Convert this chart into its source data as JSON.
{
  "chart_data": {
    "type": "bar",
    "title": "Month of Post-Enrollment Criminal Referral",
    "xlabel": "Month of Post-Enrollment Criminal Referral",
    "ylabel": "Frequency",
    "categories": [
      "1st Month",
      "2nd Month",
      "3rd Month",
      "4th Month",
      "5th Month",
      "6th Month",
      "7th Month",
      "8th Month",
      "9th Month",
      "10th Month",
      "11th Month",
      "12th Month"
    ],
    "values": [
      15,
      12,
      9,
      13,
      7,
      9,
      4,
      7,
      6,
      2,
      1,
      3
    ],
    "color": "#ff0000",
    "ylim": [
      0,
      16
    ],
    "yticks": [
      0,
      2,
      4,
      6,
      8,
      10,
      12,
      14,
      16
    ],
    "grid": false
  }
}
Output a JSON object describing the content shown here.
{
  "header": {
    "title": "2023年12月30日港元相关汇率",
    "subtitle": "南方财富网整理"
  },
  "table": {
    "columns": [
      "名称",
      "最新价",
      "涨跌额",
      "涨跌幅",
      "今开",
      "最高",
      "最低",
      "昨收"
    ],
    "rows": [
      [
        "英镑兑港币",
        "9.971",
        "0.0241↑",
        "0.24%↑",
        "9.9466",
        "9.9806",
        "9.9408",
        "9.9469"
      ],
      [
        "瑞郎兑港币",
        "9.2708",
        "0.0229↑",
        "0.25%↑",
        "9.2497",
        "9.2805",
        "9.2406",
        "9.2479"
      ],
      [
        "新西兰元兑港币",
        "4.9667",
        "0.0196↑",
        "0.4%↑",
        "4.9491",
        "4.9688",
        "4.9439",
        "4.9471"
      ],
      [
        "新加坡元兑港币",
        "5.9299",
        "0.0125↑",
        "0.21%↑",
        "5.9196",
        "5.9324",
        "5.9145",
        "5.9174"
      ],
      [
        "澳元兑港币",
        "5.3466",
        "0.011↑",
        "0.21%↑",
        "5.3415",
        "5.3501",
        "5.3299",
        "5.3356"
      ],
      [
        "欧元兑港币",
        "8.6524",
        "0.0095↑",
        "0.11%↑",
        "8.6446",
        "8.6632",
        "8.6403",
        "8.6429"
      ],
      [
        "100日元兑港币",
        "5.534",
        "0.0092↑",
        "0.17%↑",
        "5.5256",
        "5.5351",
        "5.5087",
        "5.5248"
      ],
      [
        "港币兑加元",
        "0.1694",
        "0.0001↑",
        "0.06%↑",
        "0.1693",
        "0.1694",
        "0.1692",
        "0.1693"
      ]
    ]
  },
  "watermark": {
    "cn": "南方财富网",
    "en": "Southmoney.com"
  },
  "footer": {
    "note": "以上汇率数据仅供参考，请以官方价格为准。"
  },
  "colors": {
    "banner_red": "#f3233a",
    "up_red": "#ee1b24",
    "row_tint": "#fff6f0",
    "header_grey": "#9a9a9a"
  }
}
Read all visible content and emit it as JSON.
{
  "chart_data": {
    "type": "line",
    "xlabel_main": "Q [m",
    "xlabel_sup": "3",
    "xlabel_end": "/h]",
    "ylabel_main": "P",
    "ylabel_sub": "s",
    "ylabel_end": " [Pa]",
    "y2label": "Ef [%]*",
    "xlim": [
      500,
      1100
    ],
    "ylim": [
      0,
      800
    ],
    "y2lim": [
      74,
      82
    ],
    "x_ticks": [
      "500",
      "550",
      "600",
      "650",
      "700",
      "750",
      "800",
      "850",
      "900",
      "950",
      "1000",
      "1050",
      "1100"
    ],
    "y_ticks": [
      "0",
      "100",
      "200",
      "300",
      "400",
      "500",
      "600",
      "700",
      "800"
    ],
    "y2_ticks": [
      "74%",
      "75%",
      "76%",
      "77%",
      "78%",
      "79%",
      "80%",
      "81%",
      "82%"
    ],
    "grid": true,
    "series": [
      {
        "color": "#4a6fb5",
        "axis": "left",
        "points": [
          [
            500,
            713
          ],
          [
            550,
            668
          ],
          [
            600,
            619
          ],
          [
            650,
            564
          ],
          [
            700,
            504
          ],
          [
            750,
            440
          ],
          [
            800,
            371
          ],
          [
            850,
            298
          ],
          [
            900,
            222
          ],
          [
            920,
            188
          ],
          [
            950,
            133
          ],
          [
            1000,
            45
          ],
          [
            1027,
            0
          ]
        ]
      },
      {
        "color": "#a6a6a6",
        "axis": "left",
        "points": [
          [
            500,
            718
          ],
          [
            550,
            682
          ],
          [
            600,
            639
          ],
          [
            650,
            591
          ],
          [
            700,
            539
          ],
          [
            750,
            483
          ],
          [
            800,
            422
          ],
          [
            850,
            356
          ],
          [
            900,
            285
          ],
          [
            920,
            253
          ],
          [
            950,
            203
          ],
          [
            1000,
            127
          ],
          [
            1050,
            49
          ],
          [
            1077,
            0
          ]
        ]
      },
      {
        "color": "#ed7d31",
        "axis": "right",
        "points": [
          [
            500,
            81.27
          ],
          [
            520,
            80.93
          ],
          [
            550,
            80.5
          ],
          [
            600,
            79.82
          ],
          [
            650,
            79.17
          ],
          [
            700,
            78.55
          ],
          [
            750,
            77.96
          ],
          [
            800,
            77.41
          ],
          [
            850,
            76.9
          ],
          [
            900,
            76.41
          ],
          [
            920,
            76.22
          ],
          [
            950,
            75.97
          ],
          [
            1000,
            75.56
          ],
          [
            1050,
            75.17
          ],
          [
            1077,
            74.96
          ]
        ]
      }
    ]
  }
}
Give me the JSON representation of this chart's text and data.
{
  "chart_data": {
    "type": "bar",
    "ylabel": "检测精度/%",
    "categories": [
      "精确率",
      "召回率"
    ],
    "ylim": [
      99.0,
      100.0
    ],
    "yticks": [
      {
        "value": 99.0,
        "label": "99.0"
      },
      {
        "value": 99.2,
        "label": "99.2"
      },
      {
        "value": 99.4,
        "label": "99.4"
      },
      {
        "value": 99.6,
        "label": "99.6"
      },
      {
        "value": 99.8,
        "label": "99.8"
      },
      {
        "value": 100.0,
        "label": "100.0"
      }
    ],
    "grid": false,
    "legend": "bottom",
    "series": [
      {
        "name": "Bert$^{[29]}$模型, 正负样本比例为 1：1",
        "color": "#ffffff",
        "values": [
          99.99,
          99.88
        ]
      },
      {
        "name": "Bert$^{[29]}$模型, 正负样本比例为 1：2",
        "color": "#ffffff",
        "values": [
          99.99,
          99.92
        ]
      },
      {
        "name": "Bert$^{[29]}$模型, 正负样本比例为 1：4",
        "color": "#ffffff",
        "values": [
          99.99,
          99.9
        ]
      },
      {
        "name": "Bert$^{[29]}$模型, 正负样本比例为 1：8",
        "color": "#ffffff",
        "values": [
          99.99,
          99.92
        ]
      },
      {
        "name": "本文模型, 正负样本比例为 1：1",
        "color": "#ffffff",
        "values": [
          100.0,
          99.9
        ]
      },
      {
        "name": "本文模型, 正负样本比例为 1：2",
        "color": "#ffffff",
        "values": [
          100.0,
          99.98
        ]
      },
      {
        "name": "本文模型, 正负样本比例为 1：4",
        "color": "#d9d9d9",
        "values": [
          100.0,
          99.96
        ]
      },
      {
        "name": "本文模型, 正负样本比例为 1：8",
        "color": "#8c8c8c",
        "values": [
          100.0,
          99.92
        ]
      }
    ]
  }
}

= REQUEST =
Transcribe the material exactly as it reads.

= FINAL RESULT =
Convert this chart into its source data as JSON.
{
  "chart_data": {
    "type": "bar",
    "title": "Month of Post-Enrollment Criminal Referral",
    "xlabel": "Month of Post-Enrollment Criminal Referral",
    "ylabel": "Frequency",
    "categories": [
      "1st Month",
      "2nd Month",
      "3rd Month",
      "4th Month",
      "5th Month",
      "6th Month",
      "7th Month",
      "8th Month",
      "9th Month",
      "10th Month",
      "11th Month",
      "12th Month"
    ],
    "values": [
      15,
      12,
      9,
      13,
      7,
      9,
      4,
      7,
      6,
      2,
      1,
      3
    ],
    "color": "#ff0000",
    "ylim": [
      0,
      16
    ],
    "yticks": [
      0,
      2,
      4,
      6,
      8,
      10,
      12,
      14,
      16
    ],
    "grid": false
  }
}
Output a JSON object describing the content shown here.
{
  "header": {
    "title": "2023年12月30日港元相关汇率",
    "subtitle": "南方财富网整理"
  },
  "table": {
    "columns": [
      "名称",
      "最新价",
      "涨跌额",
      "涨跌幅",
      "今开",
      "最高",
      "最低",
      "昨收"
    ],
    "rows": [
      [
        "英镑兑港币",
        "9.971",
        "0.0241↑",
        "0.24%↑",
        "9.9466",
        "9.9806",
        "9.9408",
        "9.9469"
      ],
      [
        "瑞郎兑港币",
        "9.2708",
        "0.0229↑",
        "0.25%↑",
        "9.2497",
        "9.2805",
        "9.2406",
        "9.2479"
      ],
      [
        "新西兰元兑港币",
        "4.9667",
        "0.0196↑",
        "0.4%↑",
        "4.9491",
        "4.9688",
        "4.9439",
        "4.9471"
      ],
      [
        "新加坡元兑港币",
        "5.9299",
        "0.0125↑",
        "0.21%↑",
        "5.9196",
        "5.9324",
        "5.9145",
        "5.9174"
      ],
      [
        "澳元兑港币",
        "5.3466",
        "0.011↑",
        "0.21%↑",
        "5.3415",
        "5.3501",
        "5.3299",
        "5.3356"
      ],
      [
        "欧元兑港币",
        "8.6524",
        "0.0095↑",
        "0.11%↑",
        "8.6446",
        "8.6632",
        "8.6403",
        "8.6429"
      ],
      [
        "100日元兑港币",
        "5.534",
        "0.0092↑",
        "0.17%↑",
        "5.5256",
        "5.5351",
        "5.5087",
        "5.5248"
      ],
      [
        "港币兑加元",
        "0.1694",
        "0.0001↑",
        "0.06%↑",
        "0.1693",
        "0.1694",
        "0.1692",
        "0.1693"
      ]
    ]
  },
  "watermark": {
    "cn": "南方财富网",
    "en": "Southmoney.com"
  },
  "footer": {
    "note": "以上汇率数据仅供参考，请以官方价格为准。"
  },
  "colors": {
    "banner_red": "#f3233a",
    "up_red": "#ee1b24",
    "row_tint": "#fff6f0",
    "header_grey": "#9a9a9a"
  }
}
Read all visible content and emit it as JSON.
{
  "chart_data": {
    "type": "line",
    "xlabel_main": "Q [m",
    "xlabel_sup": "3",
    "xlabel_end": "/h]",
    "ylabel_main": "P",
    "ylabel_sub": "s",
    "ylabel_end": " [Pa]",
    "y2label": "Ef [%]*",
    "xlim": [
      500,
      1100
    ],
    "ylim": [
      0,
      800
    ],
    "y2lim": [
      74,
      82
    ],
    "x_ticks": [
      "500",
      "550",
      "600",
      "650",
      "700",
      "750",
      "800",
      "850",
      "900",
      "950",
      "1000",
      "1050",
      "1100"
    ],
    "y_ticks": [
      "0",
      "100",
      "200",
      "300",
      "400",
      "500",
      "600",
      "700",
      "800"
    ],
    "y2_ticks": [
      "74%",
      "75%",
      "76%",
      "77%",
      "78%",
      "79%",
      "80%",
      "81%",
      "82%"
    ],
    "grid": true,
    "series": [
      {
        "color": "#4a6fb5",
        "axis": "left",
        "points": [
          [
            500,
            713
          ],
          [
            550,
            668
          ],
          [
            600,
            619
          ],
          [
            650,
            564
          ],
          [
            700,
            504
          ],
          [
            750,
            440
          ],
          [
            800,
            371
          ],
          [
            850,
            298
          ],
          [
            900,
            222
          ],
          [
            920,
            188
          ],
          [
            950,
            133
          ],
          [
            1000,
            45
          ],
          [
            1027,
            0
          ]
        ]
      },
      {
        "color": "#a6a6a6",
        "axis": "left",
        "points": [
          [
            500,
            718
          ],
          [
            550,
            682
          ],
          [
            600,
            639
          ],
          [
            650,
            591
          ],
          [
            700,
            539
          ],
          [
            750,
            483
          ],
          [
            800,
            422
          ],
          [
            850,
            356
          ],
          [
            900,
            285
          ],
          [
            920,
            253
          ],
          [
            950,
            203
          ],
          [
            1000,
            127
          ],
          [
            1050,
            49
          ],
          [
            1077,
            0
          ]
        ]
      },
      {
        "color": "#ed7d31",
        "axis": "right",
        "points": [
          [
            500,
            81.27
          ],
          [
            520,
            80.93
          ],
          [
            550,
            80.5
          ],
          [
            600,
            79.82
          ],
          [
            650,
            79.17
          ],
          [
            700,
            78.55
          ],
          [
            750,
            77.96
          ],
          [
            800,
            77.41
          ],
          [
            850,
            76.9
          ],
          [
            900,
            76.41
          ],
          [
            920,
            76.22
          ],
          [
            950,
            75.97
          ],
          [
            1000,
            75.56
          ],
          [
            1050,
            75.17
          ],
          [
            1077,
            74.96
          ]
        ]
      }
    ]
  }
}
Give me the JSON representation of this chart's text and data.
{
  "chart_data": {
    "type": "bar",
    "ylabel": "检测精度/%",
    "categories": [
      "精确率",
      "召回率"
    ],
    "ylim": [
      99.0,
      100.0
    ],
    "yticks": [
      {
        "value": 99.0,
        "label": "99.0"
      },
      {
        "value": 99.2,
        "label": "99.2"
      },
      {
        "value": 99.4,
        "label": "99.4"
      },
      {
        "value": 99.6,
        "label": "99.6"
      },
      {
        "value": 99.8,
        "label": "99.8"
      },
      {
        "value": 100.0,
        "label": "100.0"
      }
    ],
    "grid": false,
    "legend": "bottom",
    "series": [
      {
        "name": "Bert$^{[29]}$模型, 正负样本比例为 1：1",
        "color": "#ffffff",
        "values": [
          99.99,
          99.88
        ]
      },
      {
        "name": "Bert$^{[29]}$模型, 正负样本比例为 1：2",
        "color": "#ffffff",
        "values": [
          99.99,
          99.92
        ]
      },
      {
        "name": "Bert$^{[29]}$模型, 正负样本比例为 1：4",
        "color": "#ffffff",
        "values": [
          99.99,
          99.9
        ]
      },
      {
        "name": "Bert$^{[29]}$模型, 正负样本比例为 1：8",
        "color": "#ffffff",
        "values": [
          99.99,
          99.92
        ]
      },
      {
        "name": "本文模型, 正负样本比例为 1：1",
        "color": "#ffffff",
        "values": [
          100.0,
          99.9
        ]
      },
      {
        "name": "本文模型, 正负样本比例为 1：2",
        "color": "#ffffff",
        "values": [
          100.0,
          99.98
        ]
      },
      {
        "name": "本文模型, 正负样本比例为 1：4",
        "color": "#d9d9d9",
        "values": [
          100.0,
          99.96
        ]
      },
      {
        "name": "本文模型, 正负样本比例为 1：8",
        "color": "#8c8c8c",
        "values": [
          100.0,
          99.92
        ]
      }
    ]
  }
}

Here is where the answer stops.